= Stored items =
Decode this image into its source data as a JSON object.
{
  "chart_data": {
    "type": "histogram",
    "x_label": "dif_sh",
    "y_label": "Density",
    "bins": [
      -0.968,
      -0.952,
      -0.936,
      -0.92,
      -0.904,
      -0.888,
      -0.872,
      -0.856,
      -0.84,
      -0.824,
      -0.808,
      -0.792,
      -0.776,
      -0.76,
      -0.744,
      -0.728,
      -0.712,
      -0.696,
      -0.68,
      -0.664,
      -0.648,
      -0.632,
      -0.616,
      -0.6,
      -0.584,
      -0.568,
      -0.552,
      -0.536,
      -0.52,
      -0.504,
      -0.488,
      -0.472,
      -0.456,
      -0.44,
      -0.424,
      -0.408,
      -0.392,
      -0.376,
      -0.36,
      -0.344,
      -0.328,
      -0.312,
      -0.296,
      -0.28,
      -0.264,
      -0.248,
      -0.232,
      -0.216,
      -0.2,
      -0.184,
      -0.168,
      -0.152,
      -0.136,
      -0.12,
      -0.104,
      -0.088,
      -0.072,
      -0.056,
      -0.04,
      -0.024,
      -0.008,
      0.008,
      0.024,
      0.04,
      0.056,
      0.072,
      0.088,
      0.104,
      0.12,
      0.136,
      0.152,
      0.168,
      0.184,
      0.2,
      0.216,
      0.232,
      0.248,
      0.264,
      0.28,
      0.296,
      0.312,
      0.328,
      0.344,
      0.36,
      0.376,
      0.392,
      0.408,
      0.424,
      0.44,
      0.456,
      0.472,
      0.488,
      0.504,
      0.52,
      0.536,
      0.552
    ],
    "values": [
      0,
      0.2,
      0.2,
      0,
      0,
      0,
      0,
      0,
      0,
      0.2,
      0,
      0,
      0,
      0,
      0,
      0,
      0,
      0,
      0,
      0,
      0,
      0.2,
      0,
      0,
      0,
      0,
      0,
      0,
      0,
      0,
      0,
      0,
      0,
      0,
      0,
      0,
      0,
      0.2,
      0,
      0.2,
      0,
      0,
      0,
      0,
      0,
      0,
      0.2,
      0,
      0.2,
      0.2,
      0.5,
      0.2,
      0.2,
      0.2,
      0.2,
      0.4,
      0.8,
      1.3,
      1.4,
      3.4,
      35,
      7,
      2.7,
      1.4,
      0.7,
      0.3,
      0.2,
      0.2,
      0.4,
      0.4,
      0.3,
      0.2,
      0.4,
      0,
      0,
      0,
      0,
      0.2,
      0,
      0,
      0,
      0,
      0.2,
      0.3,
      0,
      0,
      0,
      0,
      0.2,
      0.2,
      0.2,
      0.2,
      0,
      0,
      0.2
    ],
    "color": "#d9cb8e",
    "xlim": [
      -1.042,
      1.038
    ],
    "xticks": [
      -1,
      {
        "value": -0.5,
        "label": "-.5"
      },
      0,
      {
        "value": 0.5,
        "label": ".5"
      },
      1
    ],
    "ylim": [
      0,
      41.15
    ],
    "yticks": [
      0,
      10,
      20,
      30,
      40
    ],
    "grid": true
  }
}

= Goal of the exercise =
Every line above should be retyped exactly as given.

= Full answer =
Decode this image into its source data as a JSON object.
{
  "chart_data": {
    "type": "histogram",
    "x_label": "dif_sh",
    "y_label": "Density",
    "bins": [
      -0.968,
      -0.952,
      -0.936,
      -0.92,
      -0.904,
      -0.888,
      -0.872,
      -0.856,
      -0.84,
      -0.824,
      -0.808,
      -0.792,
      -0.776,
      -0.76,
      -0.744,
      -0.728,
      -0.712,
      -0.696,
      -0.68,
      -0.664,
      -0.648,
      -0.632,
      -0.616,
      -0.6,
      -0.584,
      -0.568,
      -0.552,
      -0.536,
      -0.52,
      -0.504,
      -0.488,
      -0.472,
      -0.456,
      -0.44,
      -0.424,
      -0.408,
      -0.392,
      -0.376,
      -0.36,
      -0.344,
      -0.328,
      -0.312,
      -0.296,
      -0.28,
      -0.264,
      -0.248,
      -0.232,
      -0.216,
      -0.2,
      -0.184,
      -0.168,
      -0.152,
      -0.136,
      -0.12,
      -0.104,
      -0.088,
      -0.072,
      -0.056,
      -0.04,
      -0.024,
      -0.008,
      0.008,
      0.024,
      0.04,
      0.056,
      0.072,
      0.088,
      0.104,
      0.12,
      0.136,
      0.152,
      0.168,
      0.184,
      0.2,
      0.216,
      0.232,
      0.248,
      0.264,
      0.28,
      0.296,
      0.312,
      0.328,
      0.344,
      0.36,
      0.376,
      0.392,
      0.408,
      0.424,
      0.44,
      0.456,
      0.472,
      0.488,
      0.504,
      0.52,
      0.536,
      0.552
    ],
    "values": [
      0,
      0.2,
      0.2,
      0,
      0,
      0,
      0,
      0,
      0,
      0.2,
      0,
      0,
      0,
      0,
      0,
      0,
      0,
      0,
      0,
      0,
      0,
      0.2,
      0,
      0,
      0,
      0,
      0,
      0,
      0,
      0,
      0,
      0,
      0,
      0,
      0,
      0,
      0,
      0.2,
      0,
      0.2,
      0,
      0,
      0,
      0,
      0,
      0,
      0.2,
      0,
      0.2,
      0.2,
      0.5,
      0.2,
      0.2,
      0.2,
      0.2,
      0.4,
      0.8,
      1.3,
      1.4,
      3.4,
      35,
      7,
      2.7,
      1.4,
      0.7,
      0.3,
      0.2,
      0.2,
      0.4,
      0.4,
      0.3,
      0.2,
      0.4,
      0,
      0,
      0,
      0,
      0.2,
      0,
      0,
      0,
      0,
      0.2,
      0.3,
      0,
      0,
      0,
      0,
      0.2,
      0.2,
      0.2,
      0.2,
      0,
      0,
      0.2
    ],
    "color": "#d9cb8e",
    "xlim": [
      -1.042,
      1.038
    ],
    "xticks": [
      -1,
      {
        "value": -0.5,
        "label": "-.5"
      },
      0,
      {
        "value": 0.5,
        "label": ".5"
      },
      1
    ],
    "ylim": [
      0,
      41.15
    ],
    "yticks": [
      0,
      10,
      20,
      30,
      40
    ],
    "grid": true
  }
}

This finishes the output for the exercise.